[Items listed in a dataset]
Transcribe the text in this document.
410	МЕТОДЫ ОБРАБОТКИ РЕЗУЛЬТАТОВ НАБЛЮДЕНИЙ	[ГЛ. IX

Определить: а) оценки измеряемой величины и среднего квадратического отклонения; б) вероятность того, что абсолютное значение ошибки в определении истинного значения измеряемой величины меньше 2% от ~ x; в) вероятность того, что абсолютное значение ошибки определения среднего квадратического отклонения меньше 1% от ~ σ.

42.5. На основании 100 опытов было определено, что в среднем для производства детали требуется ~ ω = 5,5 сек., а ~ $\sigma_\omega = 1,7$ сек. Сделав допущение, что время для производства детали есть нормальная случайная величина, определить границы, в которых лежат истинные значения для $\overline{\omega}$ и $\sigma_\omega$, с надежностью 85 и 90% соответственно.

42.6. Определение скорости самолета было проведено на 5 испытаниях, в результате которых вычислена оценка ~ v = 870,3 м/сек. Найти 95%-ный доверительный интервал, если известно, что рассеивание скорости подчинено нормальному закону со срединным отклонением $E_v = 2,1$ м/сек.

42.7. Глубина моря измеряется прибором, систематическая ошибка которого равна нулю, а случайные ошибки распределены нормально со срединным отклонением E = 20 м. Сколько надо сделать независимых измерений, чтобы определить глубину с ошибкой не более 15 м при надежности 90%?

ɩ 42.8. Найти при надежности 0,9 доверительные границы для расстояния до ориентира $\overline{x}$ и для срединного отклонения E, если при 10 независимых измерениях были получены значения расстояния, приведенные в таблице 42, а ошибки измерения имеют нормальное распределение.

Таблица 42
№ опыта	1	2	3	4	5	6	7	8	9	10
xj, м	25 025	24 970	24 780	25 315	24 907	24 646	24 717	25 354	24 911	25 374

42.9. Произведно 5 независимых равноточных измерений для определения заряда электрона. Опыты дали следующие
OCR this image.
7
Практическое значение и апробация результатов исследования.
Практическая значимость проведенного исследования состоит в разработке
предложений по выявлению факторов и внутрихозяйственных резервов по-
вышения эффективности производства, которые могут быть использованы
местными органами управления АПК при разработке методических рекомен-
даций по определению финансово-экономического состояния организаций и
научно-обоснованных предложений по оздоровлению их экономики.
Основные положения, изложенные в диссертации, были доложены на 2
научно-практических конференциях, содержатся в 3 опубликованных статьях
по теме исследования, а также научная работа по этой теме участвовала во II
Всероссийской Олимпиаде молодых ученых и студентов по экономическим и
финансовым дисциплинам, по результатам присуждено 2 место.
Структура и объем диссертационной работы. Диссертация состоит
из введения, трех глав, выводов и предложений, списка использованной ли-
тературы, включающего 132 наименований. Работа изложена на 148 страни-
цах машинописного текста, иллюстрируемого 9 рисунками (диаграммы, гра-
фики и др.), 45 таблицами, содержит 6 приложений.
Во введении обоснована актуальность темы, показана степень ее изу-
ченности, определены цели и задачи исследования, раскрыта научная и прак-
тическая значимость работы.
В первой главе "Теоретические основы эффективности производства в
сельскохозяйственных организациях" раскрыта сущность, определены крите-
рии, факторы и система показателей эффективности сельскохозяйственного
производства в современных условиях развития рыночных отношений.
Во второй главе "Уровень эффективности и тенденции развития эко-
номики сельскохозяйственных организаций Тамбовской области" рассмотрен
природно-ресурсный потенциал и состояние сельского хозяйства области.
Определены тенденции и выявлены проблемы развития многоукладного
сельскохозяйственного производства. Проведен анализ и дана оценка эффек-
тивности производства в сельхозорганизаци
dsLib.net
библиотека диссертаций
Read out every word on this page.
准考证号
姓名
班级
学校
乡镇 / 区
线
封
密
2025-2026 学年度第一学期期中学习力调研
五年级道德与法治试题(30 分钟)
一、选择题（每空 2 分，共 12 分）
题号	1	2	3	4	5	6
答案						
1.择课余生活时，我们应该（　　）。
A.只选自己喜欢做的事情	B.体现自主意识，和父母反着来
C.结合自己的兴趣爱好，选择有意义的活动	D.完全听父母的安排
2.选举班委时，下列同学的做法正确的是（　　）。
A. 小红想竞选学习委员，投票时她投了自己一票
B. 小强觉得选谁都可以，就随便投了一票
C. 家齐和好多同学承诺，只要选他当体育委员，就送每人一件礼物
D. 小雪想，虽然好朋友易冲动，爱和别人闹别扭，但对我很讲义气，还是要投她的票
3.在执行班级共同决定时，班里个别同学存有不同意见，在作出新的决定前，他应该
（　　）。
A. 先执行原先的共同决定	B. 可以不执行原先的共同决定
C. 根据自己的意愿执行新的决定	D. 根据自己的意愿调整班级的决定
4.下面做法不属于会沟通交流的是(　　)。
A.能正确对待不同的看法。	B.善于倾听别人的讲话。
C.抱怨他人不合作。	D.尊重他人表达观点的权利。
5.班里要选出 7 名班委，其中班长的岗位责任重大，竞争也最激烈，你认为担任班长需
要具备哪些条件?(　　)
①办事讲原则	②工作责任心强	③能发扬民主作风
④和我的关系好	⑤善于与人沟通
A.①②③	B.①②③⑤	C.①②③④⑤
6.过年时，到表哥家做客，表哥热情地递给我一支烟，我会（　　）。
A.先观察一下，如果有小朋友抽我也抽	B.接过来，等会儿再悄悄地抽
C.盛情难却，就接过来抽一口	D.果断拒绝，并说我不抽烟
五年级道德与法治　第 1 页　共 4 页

> **Exercise prompt**: In the material above, find the lines that contain "отклонения" and show them.

> **Task answer**:
Определить: а) оценки измеряемой величины и среднего квадратического отклонения; б) вероятность того, что абсолютное значение ошибки в определении истинного значения измеряемой величины меньше 2% от ~ x; в) вероятность того, что абсолютное значение ошибки определения среднего квадратического отклонения меньше 1% от ~ σ.
ɩ 42.8. Найти при надежности 0,9 доверительные границы для расстояния до ориентира $\overline{x}$ и для срединного отклонения E, если при 10 независимых измерениях были получены значения расстояния, приведенные в таблице 42, а ошибки измерения имеют нормальное распределение.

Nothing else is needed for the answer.